#### Problem:
Quote the line containing "Convert this chart" and all lines that follow it in the listing below, exactly as written.

^^^^^^^^^^^^^^^^

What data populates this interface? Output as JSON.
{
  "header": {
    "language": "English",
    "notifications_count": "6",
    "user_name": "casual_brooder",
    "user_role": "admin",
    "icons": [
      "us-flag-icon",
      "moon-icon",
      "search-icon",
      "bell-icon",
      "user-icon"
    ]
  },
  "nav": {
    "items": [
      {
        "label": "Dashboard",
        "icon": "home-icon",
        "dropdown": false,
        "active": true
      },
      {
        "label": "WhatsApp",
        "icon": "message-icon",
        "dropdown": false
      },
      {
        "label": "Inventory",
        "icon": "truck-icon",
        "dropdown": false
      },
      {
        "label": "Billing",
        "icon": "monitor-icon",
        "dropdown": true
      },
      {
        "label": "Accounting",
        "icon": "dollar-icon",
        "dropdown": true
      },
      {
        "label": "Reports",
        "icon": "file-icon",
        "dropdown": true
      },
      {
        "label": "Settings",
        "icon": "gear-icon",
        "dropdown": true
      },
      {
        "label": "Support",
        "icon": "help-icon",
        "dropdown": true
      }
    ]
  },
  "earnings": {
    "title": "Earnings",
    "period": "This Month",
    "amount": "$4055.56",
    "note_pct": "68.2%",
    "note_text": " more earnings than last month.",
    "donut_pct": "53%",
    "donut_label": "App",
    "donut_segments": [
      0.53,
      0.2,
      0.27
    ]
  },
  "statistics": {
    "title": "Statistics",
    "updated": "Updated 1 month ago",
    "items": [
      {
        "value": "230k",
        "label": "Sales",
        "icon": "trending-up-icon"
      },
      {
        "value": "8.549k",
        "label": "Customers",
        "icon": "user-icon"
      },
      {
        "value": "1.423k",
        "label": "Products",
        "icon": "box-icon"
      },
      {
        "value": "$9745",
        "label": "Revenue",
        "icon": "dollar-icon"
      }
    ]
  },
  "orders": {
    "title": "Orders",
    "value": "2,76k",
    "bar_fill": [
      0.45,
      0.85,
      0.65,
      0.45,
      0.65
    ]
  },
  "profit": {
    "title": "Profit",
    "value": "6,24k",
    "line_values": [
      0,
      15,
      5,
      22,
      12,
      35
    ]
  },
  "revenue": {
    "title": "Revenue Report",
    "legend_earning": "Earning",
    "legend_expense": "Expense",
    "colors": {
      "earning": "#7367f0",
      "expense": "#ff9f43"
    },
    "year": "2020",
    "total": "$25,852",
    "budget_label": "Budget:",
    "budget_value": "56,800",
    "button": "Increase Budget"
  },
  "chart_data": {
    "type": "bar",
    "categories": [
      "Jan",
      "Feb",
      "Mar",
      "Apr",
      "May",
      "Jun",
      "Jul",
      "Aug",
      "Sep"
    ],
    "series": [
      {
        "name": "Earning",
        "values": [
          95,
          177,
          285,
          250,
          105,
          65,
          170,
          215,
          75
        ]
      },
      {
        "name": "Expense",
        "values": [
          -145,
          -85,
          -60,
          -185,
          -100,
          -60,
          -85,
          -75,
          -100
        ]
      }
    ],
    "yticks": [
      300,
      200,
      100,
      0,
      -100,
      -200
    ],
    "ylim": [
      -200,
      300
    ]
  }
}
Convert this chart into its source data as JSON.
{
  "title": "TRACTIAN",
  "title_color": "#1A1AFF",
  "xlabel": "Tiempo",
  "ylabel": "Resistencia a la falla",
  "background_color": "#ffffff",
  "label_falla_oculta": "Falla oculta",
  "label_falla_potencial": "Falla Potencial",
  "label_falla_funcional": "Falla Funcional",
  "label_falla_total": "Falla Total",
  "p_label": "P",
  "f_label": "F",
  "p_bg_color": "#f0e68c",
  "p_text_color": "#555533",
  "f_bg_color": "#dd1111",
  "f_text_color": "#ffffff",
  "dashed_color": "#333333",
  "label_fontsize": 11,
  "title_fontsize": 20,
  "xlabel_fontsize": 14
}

^^^^^^^^^^^^^^^^

#### Full answer:
Convert this chart into its source data as JSON.
{
  "title": "TRACTIAN",
  "title_color": "#1A1AFF",
  "xlabel": "Tiempo",
  "ylabel": "Resistencia a la falla",
  "background_color": "#ffffff",
  "label_falla_oculta": "Falla oculta",
  "label_falla_potencial": "Falla Potencial",
  "label_falla_funcional": "Falla Funcional",
  "label_falla_total": "Falla Total",
  "p_label": "P",
  "f_label": "F",
  "p_bg_color": "#f0e68c",
  "p_text_color": "#555533",
  "f_bg_color": "#dd1111",
  "f_text_color": "#ffffff",
  "dashed_color": "#333333",
  "label_fontsize": 11,
  "title_fontsize": 20,
  "xlabel_fontsize": 14
}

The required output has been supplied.